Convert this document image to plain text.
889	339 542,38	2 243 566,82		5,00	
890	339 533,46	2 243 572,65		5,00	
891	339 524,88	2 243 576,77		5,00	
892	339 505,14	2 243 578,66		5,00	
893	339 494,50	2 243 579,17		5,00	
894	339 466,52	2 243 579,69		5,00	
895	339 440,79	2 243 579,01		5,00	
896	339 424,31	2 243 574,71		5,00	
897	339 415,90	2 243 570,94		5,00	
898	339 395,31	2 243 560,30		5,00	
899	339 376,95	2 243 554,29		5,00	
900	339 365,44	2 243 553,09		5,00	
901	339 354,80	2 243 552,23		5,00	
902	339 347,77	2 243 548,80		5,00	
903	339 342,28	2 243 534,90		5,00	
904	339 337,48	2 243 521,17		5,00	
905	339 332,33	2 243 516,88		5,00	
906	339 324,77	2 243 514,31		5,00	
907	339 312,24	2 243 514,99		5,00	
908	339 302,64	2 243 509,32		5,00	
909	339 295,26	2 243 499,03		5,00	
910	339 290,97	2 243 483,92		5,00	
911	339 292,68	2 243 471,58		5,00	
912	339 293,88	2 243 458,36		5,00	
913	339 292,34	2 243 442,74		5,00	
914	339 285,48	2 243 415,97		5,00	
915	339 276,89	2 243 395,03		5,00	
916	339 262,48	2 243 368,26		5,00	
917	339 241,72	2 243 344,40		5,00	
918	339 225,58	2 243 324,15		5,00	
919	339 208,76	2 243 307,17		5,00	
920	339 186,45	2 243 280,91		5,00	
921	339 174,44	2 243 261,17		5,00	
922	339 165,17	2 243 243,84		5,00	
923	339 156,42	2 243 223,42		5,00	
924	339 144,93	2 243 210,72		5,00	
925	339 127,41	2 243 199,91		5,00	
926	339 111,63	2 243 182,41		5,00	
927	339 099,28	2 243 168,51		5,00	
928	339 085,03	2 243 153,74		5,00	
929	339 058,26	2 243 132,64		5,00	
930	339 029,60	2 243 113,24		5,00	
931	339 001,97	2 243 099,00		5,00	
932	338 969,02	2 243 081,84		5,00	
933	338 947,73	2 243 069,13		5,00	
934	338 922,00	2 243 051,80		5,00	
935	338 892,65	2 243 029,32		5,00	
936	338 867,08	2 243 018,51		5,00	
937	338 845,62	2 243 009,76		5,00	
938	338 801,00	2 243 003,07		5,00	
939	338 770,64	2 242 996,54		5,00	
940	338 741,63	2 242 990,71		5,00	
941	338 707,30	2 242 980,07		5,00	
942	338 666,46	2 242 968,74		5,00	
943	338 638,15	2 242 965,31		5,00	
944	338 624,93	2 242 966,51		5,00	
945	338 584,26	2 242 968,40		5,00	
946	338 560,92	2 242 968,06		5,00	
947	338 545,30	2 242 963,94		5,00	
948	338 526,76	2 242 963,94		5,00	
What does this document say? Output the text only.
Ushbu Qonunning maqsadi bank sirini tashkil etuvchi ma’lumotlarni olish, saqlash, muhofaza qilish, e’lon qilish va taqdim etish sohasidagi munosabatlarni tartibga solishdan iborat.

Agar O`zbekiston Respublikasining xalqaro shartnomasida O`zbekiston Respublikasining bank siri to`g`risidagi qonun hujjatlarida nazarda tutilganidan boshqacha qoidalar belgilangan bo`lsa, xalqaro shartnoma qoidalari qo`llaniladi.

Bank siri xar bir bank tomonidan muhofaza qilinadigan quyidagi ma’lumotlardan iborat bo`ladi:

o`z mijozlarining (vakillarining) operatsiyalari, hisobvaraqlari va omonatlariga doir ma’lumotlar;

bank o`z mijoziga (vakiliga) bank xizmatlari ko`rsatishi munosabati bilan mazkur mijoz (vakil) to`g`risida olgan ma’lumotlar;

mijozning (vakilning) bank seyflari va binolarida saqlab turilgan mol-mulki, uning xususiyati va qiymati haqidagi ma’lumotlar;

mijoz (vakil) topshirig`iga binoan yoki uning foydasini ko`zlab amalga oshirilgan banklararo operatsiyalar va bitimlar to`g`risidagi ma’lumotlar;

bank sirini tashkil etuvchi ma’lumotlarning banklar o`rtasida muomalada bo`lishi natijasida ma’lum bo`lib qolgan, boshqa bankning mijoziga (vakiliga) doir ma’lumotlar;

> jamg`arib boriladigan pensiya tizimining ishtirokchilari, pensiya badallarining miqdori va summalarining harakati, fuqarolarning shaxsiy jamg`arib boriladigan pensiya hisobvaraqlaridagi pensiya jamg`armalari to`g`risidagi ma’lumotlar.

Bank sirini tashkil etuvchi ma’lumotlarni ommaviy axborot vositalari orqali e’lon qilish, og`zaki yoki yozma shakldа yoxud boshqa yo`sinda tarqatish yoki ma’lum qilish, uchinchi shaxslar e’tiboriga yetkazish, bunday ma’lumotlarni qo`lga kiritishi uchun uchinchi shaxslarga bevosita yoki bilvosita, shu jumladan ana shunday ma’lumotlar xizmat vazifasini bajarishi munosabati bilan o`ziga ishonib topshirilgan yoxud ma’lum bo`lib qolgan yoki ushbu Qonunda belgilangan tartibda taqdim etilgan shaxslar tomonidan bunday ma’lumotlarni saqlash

• • • •

STATED EXERCISE: Reproduce each record exactly, leaving nothing out.

EXPECTED ANSWER:
Convert this document image to plain text.
889	339 542,38	2 243 566,82		5,00	
890	339 533,46	2 243 572,65		5,00	
891	339 524,88	2 243 576,77		5,00	
892	339 505,14	2 243 578,66		5,00	
893	339 494,50	2 243 579,17		5,00	
894	339 466,52	2 243 579,69		5,00	
895	339 440,79	2 243 579,01		5,00	
896	339 424,31	2 243 574,71		5,00	
897	339 415,90	2 243 570,94		5,00	
898	339 395,31	2 243 560,30		5,00	
899	339 376,95	2 243 554,29		5,00	
900	339 365,44	2 243 553,09		5,00	
901	339 354,80	2 243 552,23		5,00	
902	339 347,77	2 243 548,80		5,00	
903	339 342,28	2 243 534,90		5,00	
904	339 337,48	2 243 521,17		5,00	
905	339 332,33	2 243 516,88		5,00	
906	339 324,77	2 243 514,31		5,00	
907	339 312,24	2 243 514,99		5,00	
908	339 302,64	2 243 509,32		5,00	
909	339 295,26	2 243 499,03		5,00	
910	339 290,97	2 243 483,92		5,00	
911	339 292,68	2 243 471,58		5,00	
912	339 293,88	2 243 458,36		5,00	
913	339 292,34	2 243 442,74		5,00	
914	339 285,48	2 243 415,97		5,00	
915	339 276,89	2 243 395,03		5,00	
916	339 262,48	2 243 368,26		5,00	
917	339 241,72	2 243 344,40		5,00	
918	339 225,58	2 243 324,15		5,00	
919	339 208,76	2 243 307,17		5,00	
920	339 186,45	2 243 280,91		5,00	
921	339 174,44	2 243 261,17		5,00	
922	339 165,17	2 243 243,84		5,00	
923	339 156,42	2 243 223,42		5,00	
924	339 144,93	2 243 210,72		5,00	
925	339 127,41	2 243 199,91		5,00	
926	339 111,63	2 243 182,41		5,00	
927	339 099,28	2 243 168,51		5,00	
928	339 085,03	2 243 153,74		5,00	
929	339 058,26	2 243 132,64		5,00	
930	339 029,60	2 243 113,24		5,00	
931	339 001,97	2 243 099,00		5,00	
932	338 969,02	2 243 081,84		5,00	
933	338 947,73	2 243 069,13		5,00	
934	338 922,00	2 243 051,80		5,00	
935	338 892,65	2 243 029,32		5,00	
936	338 867,08	2 243 018,51		5,00	
937	338 845,62	2 243 009,76		5,00	
938	338 801,00	2 243 003,07		5,00	
939	338 770,64	2 242 996,54		5,00	
940	338 741,63	2 242 990,71		5,00	
941	338 707,30	2 242 980,07		5,00	
942	338 666,46	2 242 968,74		5,00	
943	338 638,15	2 242 965,31		5,00	
944	338 624,93	2 242 966,51		5,00	
945	338 584,26	2 242 968,40		5,00	
946	338 560,92	2 242 968,06		5,00	
947	338 545,30	2 242 963,94		5,00	
948	338 526,76	2 242 963,94		5,00	
What does this document say? Output the text only.
Ushbu Qonunning maqsadi bank sirini tashkil etuvchi ma’lumotlarni olish, saqlash, muhofaza qilish, e’lon qilish va taqdim etish sohasidagi munosabatlarni tartibga solishdan iborat.

Agar O`zbekiston Respublikasining xalqaro shartnomasida O`zbekiston Respublikasining bank siri to`g`risidagi qonun hujjatlarida nazarda tutilganidan boshqacha qoidalar belgilangan bo`lsa, xalqaro shartnoma qoidalari qo`llaniladi.

Bank siri xar bir bank tomonidan muhofaza qilinadigan quyidagi ma’lumotlardan iborat bo`ladi:

o`z mijozlarining (vakillarining) operatsiyalari, hisobvaraqlari va omonatlariga doir ma’lumotlar;

bank o`z mijoziga (vakiliga) bank xizmatlari ko`rsatishi munosabati bilan mazkur mijoz (vakil) to`g`risida olgan ma’lumotlar;

mijozning (vakilning) bank seyflari va binolarida saqlab turilgan mol-mulki, uning xususiyati va qiymati haqidagi ma’lumotlar;

mijoz (vakil) topshirig`iga binoan yoki uning foydasini ko`zlab amalga oshirilgan banklararo operatsiyalar va bitimlar to`g`risidagi ma’lumotlar;

bank sirini tashkil etuvchi ma’lumotlarning banklar o`rtasida muomalada bo`lishi natijasida ma’lum bo`lib qolgan, boshqa bankning mijoziga (vakiliga) doir ma’lumotlar;

> jamg`arib boriladigan pensiya tizimining ishtirokchilari, pensiya badallarining miqdori va summalarining harakati, fuqarolarning shaxsiy jamg`arib boriladigan pensiya hisobvaraqlaridagi pensiya jamg`armalari to`g`risidagi ma’lumotlar.

Bank sirini tashkil etuvchi ma’lumotlarni ommaviy axborot vositalari orqali e’lon qilish, og`zaki yoki yozma shakldа yoxud boshqa yo`sinda tarqatish yoki ma’lum qilish, uchinchi shaxslar e’tiboriga yetkazish, bunday ma’lumotlarni qo`lga kiritishi uchun uchinchi shaxslarga bevosita yoki bilvosita, shu jumladan ana shunday ma’lumotlar xizmat vazifasini bajarishi munosabati bilan o`ziga ishonib topshirilgan yoxud ma’lum bo`lib qolgan yoki ushbu Qonunda belgilangan tartibda taqdim etilgan shaxslar tomonidan bunday ma’lumotlarni saqlash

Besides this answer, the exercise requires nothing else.